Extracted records
▶

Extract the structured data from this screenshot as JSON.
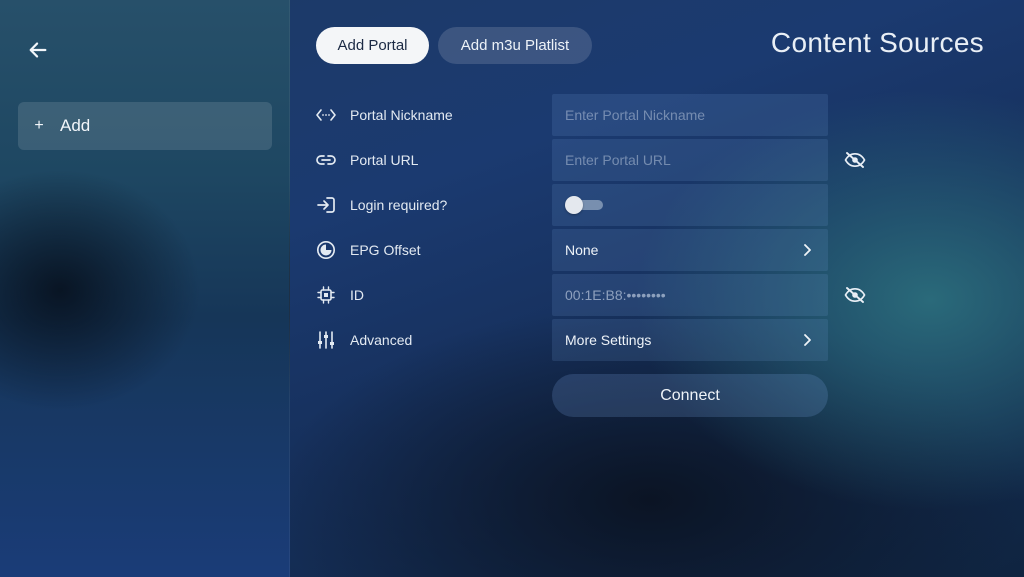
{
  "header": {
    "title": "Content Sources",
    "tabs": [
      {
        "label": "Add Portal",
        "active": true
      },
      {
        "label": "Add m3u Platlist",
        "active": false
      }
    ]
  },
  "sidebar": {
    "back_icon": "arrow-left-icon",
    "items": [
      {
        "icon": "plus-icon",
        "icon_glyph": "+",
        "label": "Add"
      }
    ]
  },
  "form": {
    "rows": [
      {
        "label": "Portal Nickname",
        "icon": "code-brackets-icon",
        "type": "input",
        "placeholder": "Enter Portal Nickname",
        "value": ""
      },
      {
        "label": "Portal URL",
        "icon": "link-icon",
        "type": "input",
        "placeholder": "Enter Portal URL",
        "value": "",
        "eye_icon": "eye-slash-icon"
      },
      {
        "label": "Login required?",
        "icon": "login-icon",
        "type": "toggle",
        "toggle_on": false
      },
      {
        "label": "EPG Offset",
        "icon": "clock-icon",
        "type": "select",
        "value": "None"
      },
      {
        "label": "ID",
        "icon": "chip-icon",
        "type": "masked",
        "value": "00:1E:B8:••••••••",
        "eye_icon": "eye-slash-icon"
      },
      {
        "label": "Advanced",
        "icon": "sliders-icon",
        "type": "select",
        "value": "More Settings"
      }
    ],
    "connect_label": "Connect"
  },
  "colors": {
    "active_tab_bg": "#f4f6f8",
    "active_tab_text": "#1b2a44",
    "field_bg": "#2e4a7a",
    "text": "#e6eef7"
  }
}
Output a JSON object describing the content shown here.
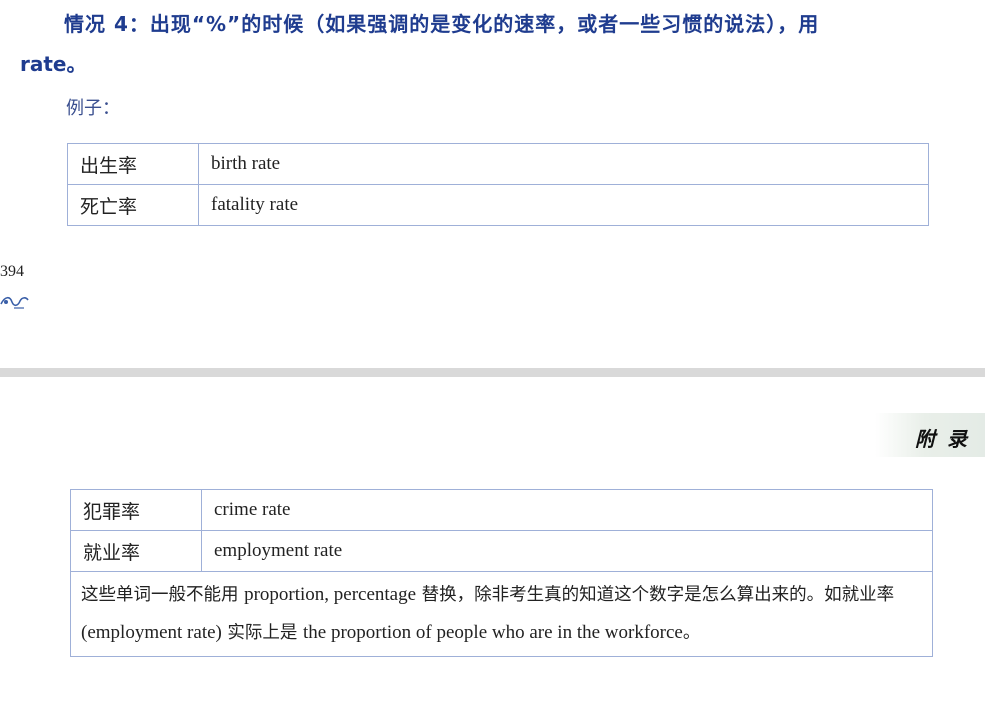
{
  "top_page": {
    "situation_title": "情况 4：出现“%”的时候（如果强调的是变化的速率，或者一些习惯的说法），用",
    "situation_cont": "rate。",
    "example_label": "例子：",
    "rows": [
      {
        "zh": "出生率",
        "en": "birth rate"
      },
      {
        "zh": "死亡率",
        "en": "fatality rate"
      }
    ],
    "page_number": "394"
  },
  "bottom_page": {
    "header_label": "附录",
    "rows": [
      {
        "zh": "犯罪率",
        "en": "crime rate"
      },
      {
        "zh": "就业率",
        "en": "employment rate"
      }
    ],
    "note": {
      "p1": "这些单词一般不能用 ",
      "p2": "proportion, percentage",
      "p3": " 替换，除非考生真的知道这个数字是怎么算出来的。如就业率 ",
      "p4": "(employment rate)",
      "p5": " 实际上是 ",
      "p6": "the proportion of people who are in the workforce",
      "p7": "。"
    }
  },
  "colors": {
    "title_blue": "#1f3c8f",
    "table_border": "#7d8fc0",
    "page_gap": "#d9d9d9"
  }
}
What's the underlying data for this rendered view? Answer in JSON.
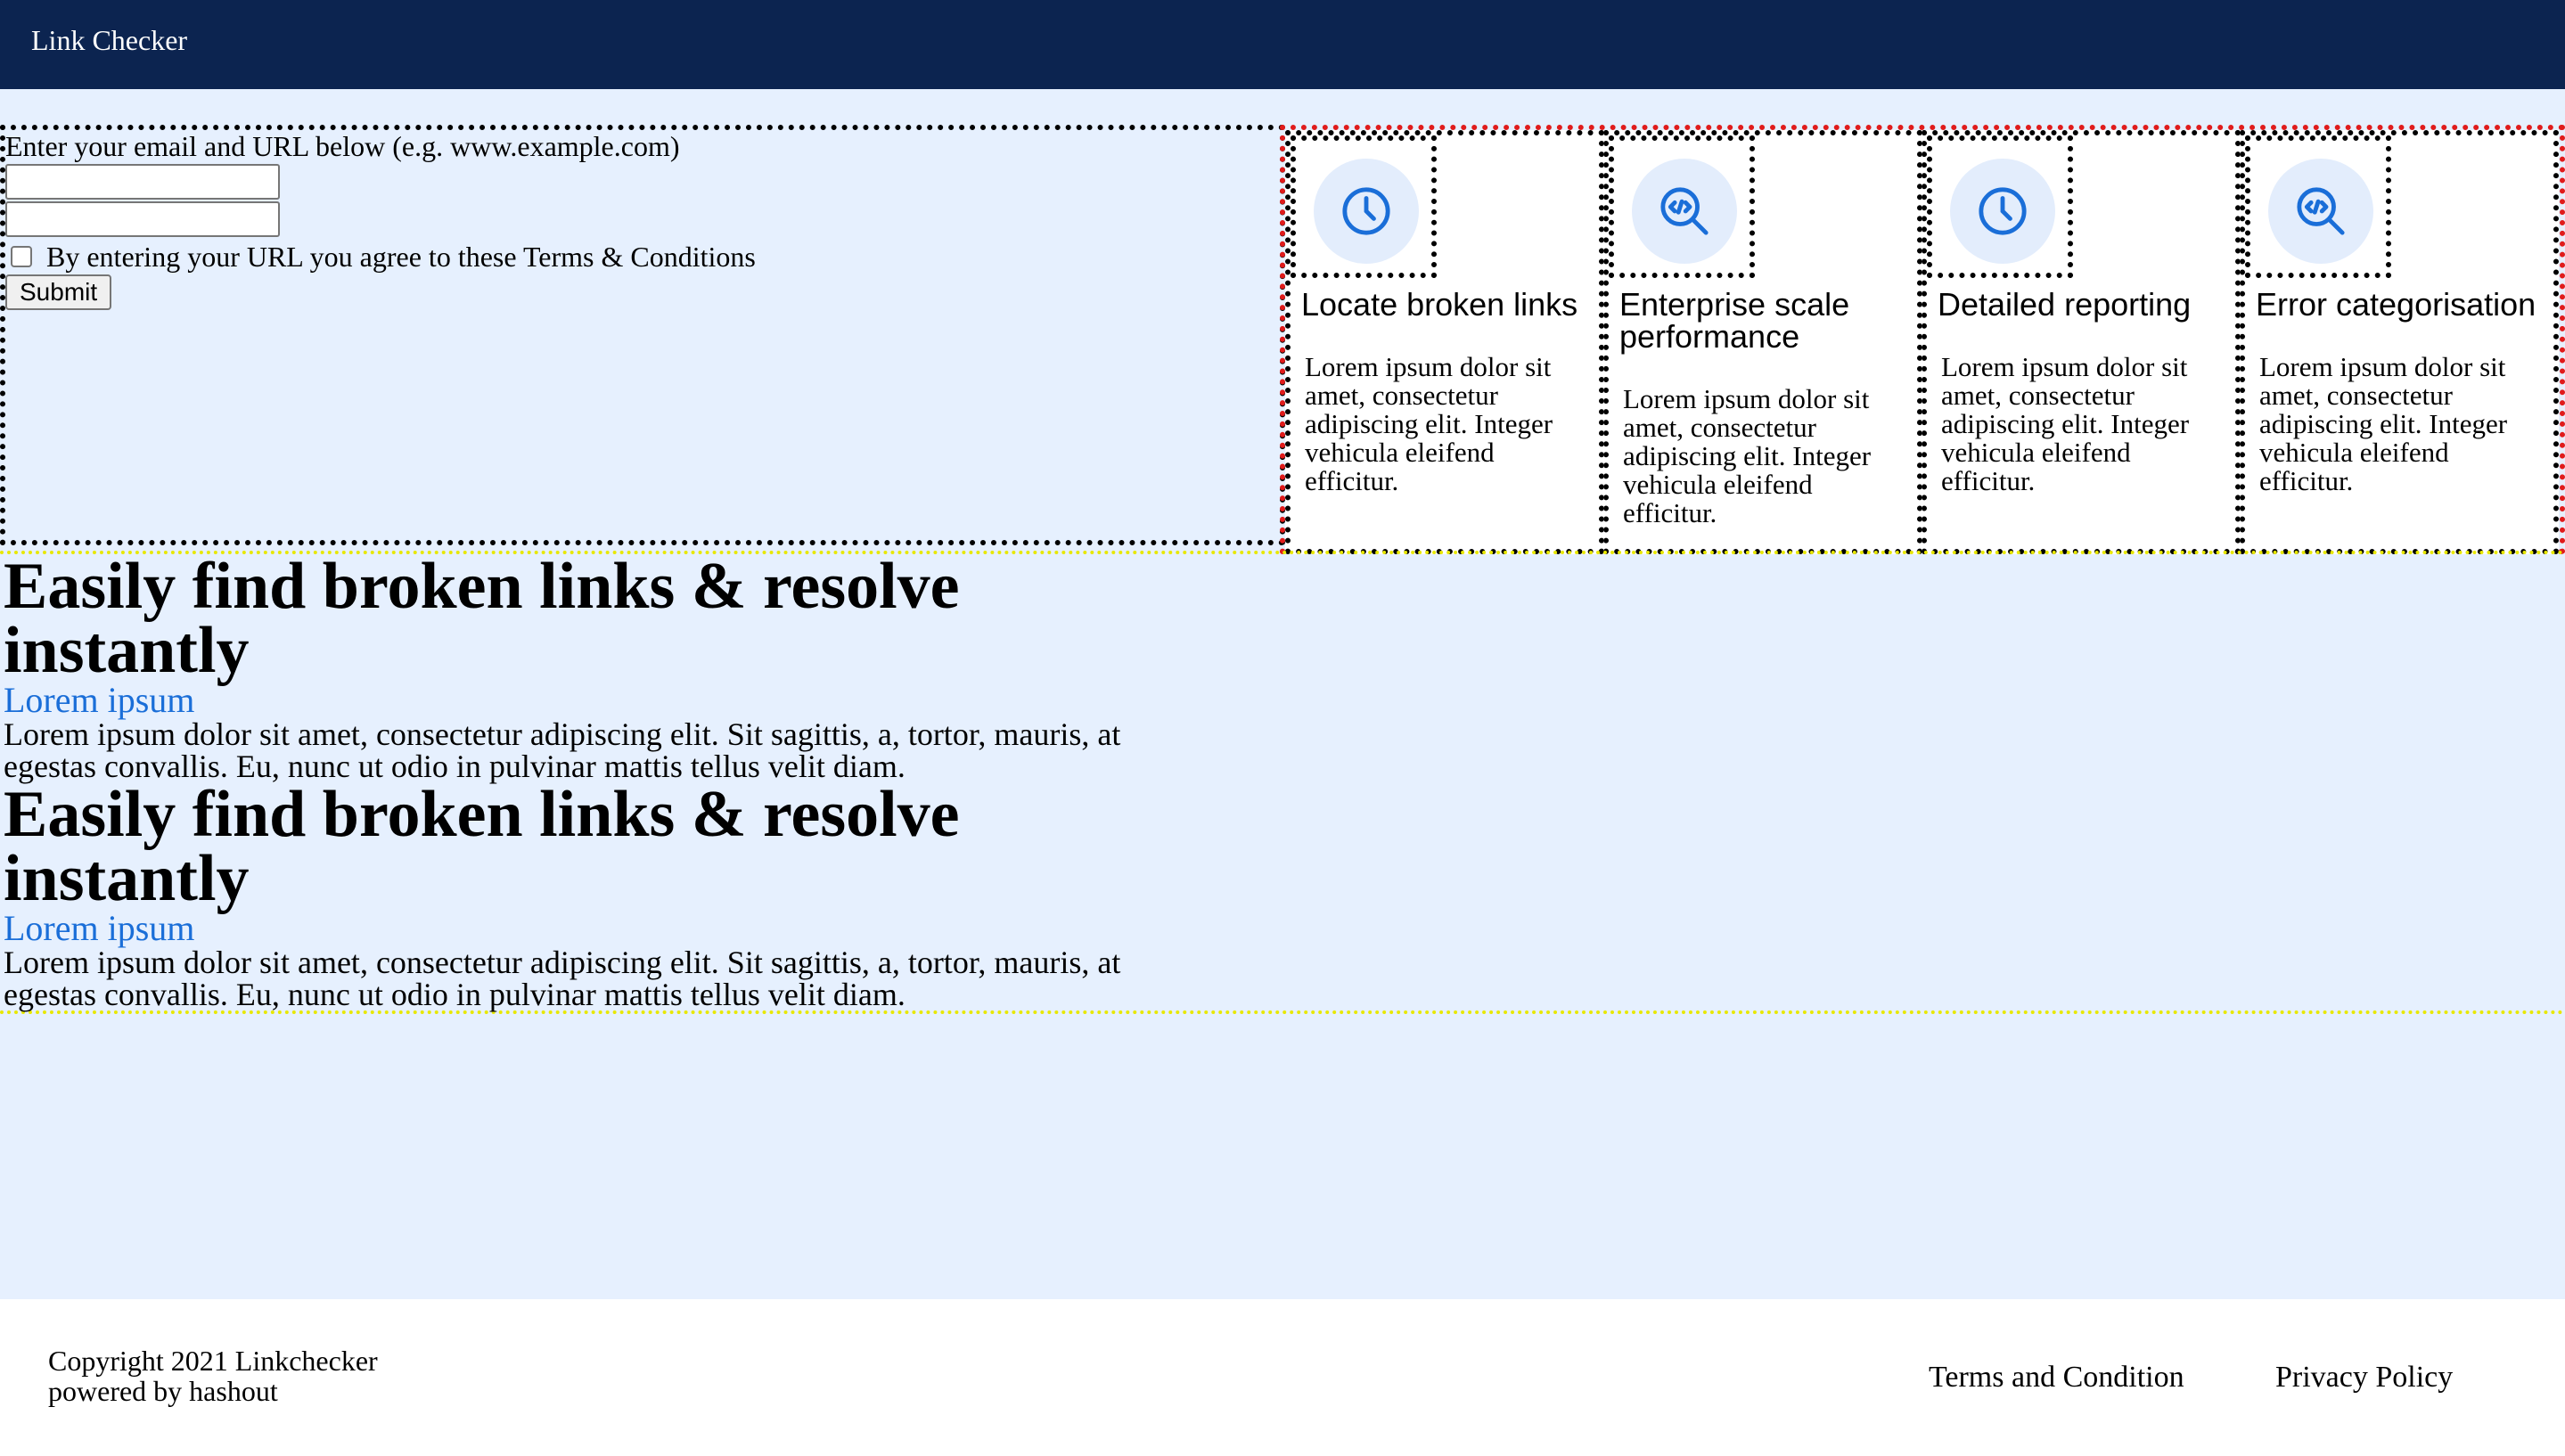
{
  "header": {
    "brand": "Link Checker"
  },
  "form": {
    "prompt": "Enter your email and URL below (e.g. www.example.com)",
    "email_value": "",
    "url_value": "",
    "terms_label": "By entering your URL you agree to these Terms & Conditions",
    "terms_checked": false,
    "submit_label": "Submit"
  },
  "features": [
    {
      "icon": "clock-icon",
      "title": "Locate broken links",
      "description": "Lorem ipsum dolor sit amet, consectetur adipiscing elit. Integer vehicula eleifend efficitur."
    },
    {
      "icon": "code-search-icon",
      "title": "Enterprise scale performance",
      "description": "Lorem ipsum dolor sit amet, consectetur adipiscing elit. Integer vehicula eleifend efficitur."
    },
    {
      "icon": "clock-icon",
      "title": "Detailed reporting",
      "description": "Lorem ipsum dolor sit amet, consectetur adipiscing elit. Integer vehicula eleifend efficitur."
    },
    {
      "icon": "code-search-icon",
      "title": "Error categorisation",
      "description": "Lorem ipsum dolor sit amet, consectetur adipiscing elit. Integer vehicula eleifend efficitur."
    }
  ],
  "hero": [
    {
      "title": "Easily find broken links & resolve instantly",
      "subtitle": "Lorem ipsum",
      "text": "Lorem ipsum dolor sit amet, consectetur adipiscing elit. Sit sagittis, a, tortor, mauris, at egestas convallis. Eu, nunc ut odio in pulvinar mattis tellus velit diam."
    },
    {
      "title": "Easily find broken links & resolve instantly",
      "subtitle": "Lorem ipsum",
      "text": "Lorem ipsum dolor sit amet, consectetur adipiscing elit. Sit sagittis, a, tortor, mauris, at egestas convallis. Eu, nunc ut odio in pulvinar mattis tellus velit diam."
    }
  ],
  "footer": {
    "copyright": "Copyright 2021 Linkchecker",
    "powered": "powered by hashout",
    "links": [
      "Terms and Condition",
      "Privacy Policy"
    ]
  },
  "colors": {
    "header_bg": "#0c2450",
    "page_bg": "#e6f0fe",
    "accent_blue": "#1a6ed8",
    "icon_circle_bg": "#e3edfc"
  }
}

◀

**Work instructions**.
Every line above should be repeated exactly; pictures stay out of the copy.

**Answer to this problem**.
Extract the structured data from this screenshot as JSON.
{
  "header": {
    "title": "Content Sources",
    "tabs": [
      {
        "label": "Add Portal",
        "active": true
      },
      {
        "label": "Add m3u Platlist",
        "active": false
      }
    ]
  },
  "sidebar": {
    "back_icon": "arrow-left-icon",
    "items": [
      {
        "icon": "plus-icon",
        "icon_glyph": "+",
        "label": "Add"
      }
    ]
  },
  "form": {
    "rows": [
      {
        "label": "Portal Nickname",
        "icon": "code-brackets-icon",
        "type": "input",
        "placeholder": "Enter Portal Nickname",
        "value": ""
      },
      {
        "label": "Portal URL",
        "icon": "link-icon",
        "type": "input",
        "placeholder": "Enter Portal URL",
        "value": "",
        "eye_icon": "eye-slash-icon"
      },
      {
        "label": "Login required?",
        "icon": "login-icon",
        "type": "toggle",
        "toggle_on": false
      },
      {
        "label": "EPG Offset",
        "icon": "clock-icon",
        "type": "select",
        "value": "None"
      },
      {
        "label": "ID",
        "icon": "chip-icon",
        "type": "masked",
        "value": "00:1E:B8:••••••••",
        "eye_icon": "eye-slash-icon"
      },
      {
        "label": "Advanced",
        "icon": "sliders-icon",
        "type": "select",
        "value": "More Settings"
      }
    ],
    "connect_label": "Connect"
  },
  "colors": {
    "active_tab_bg": "#f4f6f8",
    "active_tab_text": "#1b2a44",
    "field_bg": "#2e4a7a",
    "text": "#e6eef7"
  }
}
Output a JSON object describing the content shown here.
{
  "top_page": {
    "situation_title": "情况 4：出现“%”的时候（如果强调的是变化的速率，或者一些习惯的说法），用",
    "situation_cont": "rate。",
    "example_label": "例子：",
    "rows": [
      {
        "zh": "出生率",
        "en": "birth rate"
      },
      {
        "zh": "死亡率",
        "en": "fatality rate"
      }
    ],
    "page_number": "394"
  },
  "bottom_page": {
    "header_label": "附录",
    "rows": [
      {
        "zh": "犯罪率",
        "en": "crime rate"
      },
      {
        "zh": "就业率",
        "en": "employment rate"
      }
    ],
    "note": {
      "p1": "这些单词一般不能用 ",
      "p2": "proportion, percentage",
      "p3": " 替换，除非考生真的知道这个数字是怎么算出来的。如就业率 ",
      "p4": "(employment rate)",
      "p5": " 实际上是 ",
      "p6": "the proportion of people who are in the workforce",
      "p7": "。"
    }
  },
  "colors": {
    "title_blue": "#1f3c8f",
    "table_border": "#7d8fc0",
    "page_gap": "#d9d9d9"
  }
}
What's the underlying data for this rendered view? Answer in JSON.
{
  "header": {
    "brand": "Link Checker"
  },
  "form": {
    "prompt": "Enter your email and URL below (e.g. www.example.com)",
    "email_value": "",
    "url_value": "",
    "terms_label": "By entering your URL you agree to these Terms & Conditions",
    "terms_checked": false,
    "submit_label": "Submit"
  },
  "features": [
    {
      "icon": "clock-icon",
      "title": "Locate broken links",
      "description": "Lorem ipsum dolor sit amet, consectetur adipiscing elit. Integer vehicula eleifend efficitur."
    },
    {
      "icon": "code-search-icon",
      "title": "Enterprise scale performance",
      "description": "Lorem ipsum dolor sit amet, consectetur adipiscing elit. Integer vehicula eleifend efficitur."
    },
    {
      "icon": "clock-icon",
      "title": "Detailed reporting",
      "description": "Lorem ipsum dolor sit amet, consectetur adipiscing elit. Integer vehicula eleifend efficitur."
    },
    {
      "icon": "code-search-icon",
      "title": "Error categorisation",
      "description": "Lorem ipsum dolor sit amet, consectetur adipiscing elit. Integer vehicula eleifend efficitur."
    }
  ],
  "hero": [
    {
      "title": "Easily find broken links & resolve instantly",
      "subtitle": "Lorem ipsum",
      "text": "Lorem ipsum dolor sit amet, consectetur adipiscing elit. Sit sagittis, a, tortor, mauris, at egestas convallis. Eu, nunc ut odio in pulvinar mattis tellus velit diam."
    },
    {
      "title": "Easily find broken links & resolve instantly",
      "subtitle": "Lorem ipsum",
      "text": "Lorem ipsum dolor sit amet, consectetur adipiscing elit. Sit sagittis, a, tortor, mauris, at egestas convallis. Eu, nunc ut odio in pulvinar mattis tellus velit diam."
    }
  ],
  "footer": {
    "copyright": "Copyright 2021 Linkchecker",
    "powered": "powered by hashout",
    "links": [
      "Terms and Condition",
      "Privacy Policy"
    ]
  },
  "colors": {
    "header_bg": "#0c2450",
    "page_bg": "#e6f0fe",
    "accent_blue": "#1a6ed8",
    "icon_circle_bg": "#e3edfc"
  }
}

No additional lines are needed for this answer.